## GIVEN REQUEST
Repeat everything in the material exactly.

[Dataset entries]

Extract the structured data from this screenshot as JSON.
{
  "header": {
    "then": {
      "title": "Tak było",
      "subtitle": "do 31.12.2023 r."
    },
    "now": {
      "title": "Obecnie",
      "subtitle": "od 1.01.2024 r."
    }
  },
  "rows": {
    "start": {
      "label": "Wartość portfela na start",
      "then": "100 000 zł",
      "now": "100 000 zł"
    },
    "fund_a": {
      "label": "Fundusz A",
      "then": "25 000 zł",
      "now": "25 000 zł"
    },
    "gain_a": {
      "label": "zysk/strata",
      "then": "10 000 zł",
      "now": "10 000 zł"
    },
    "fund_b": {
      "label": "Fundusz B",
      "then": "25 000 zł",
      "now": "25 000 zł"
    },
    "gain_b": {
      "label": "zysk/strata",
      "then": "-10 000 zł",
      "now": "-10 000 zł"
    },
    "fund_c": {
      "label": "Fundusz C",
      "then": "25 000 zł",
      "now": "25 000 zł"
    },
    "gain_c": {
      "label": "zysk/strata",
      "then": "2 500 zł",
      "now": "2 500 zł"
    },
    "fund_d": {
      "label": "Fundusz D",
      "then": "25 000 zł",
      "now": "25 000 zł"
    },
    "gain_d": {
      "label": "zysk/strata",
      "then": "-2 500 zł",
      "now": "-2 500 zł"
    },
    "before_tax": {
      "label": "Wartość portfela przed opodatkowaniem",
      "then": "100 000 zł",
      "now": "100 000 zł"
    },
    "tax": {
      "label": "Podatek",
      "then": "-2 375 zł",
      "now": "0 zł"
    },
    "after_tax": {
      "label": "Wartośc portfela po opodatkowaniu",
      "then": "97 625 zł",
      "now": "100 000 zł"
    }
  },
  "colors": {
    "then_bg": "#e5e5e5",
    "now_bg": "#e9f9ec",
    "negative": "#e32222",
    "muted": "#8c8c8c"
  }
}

## TASK RESULT
Extract the structured data from this screenshot as JSON.
{
  "header": {
    "then": {
      "title": "Tak było",
      "subtitle": "do 31.12.2023 r."
    },
    "now": {
      "title": "Obecnie",
      "subtitle": "od 1.01.2024 r."
    }
  },
  "rows": {
    "start": {
      "label": "Wartość portfela na start",
      "then": "100 000 zł",
      "now": "100 000 zł"
    },
    "fund_a": {
      "label": "Fundusz A",
      "then": "25 000 zł",
      "now": "25 000 zł"
    },
    "gain_a": {
      "label": "zysk/strata",
      "then": "10 000 zł",
      "now": "10 000 zł"
    },
    "fund_b": {
      "label": "Fundusz B",
      "then": "25 000 zł",
      "now": "25 000 zł"
    },
    "gain_b": {
      "label": "zysk/strata",
      "then": "-10 000 zł",
      "now": "-10 000 zł"
    },
    "fund_c": {
      "label": "Fundusz C",
      "then": "25 000 zł",
      "now": "25 000 zł"
    },
    "gain_c": {
      "label": "zysk/strata",
      "then": "2 500 zł",
      "now": "2 500 zł"
    },
    "fund_d": {
      "label": "Fundusz D",
      "then": "25 000 zł",
      "now": "25 000 zł"
    },
    "gain_d": {
      "label": "zysk/strata",
      "then": "-2 500 zł",
      "now": "-2 500 zł"
    },
    "before_tax": {
      "label": "Wartość portfela przed opodatkowaniem",
      "then": "100 000 zł",
      "now": "100 000 zł"
    },
    "tax": {
      "label": "Podatek",
      "then": "-2 375 zł",
      "now": "0 zł"
    },
    "after_tax": {
      "label": "Wartośc portfela po opodatkowaniu",
      "then": "97 625 zł",
      "now": "100 000 zł"
    }
  },
  "colors": {
    "then_bg": "#e5e5e5",
    "now_bg": "#e9f9ec",
    "negative": "#e32222",
    "muted": "#8c8c8c"
  }
}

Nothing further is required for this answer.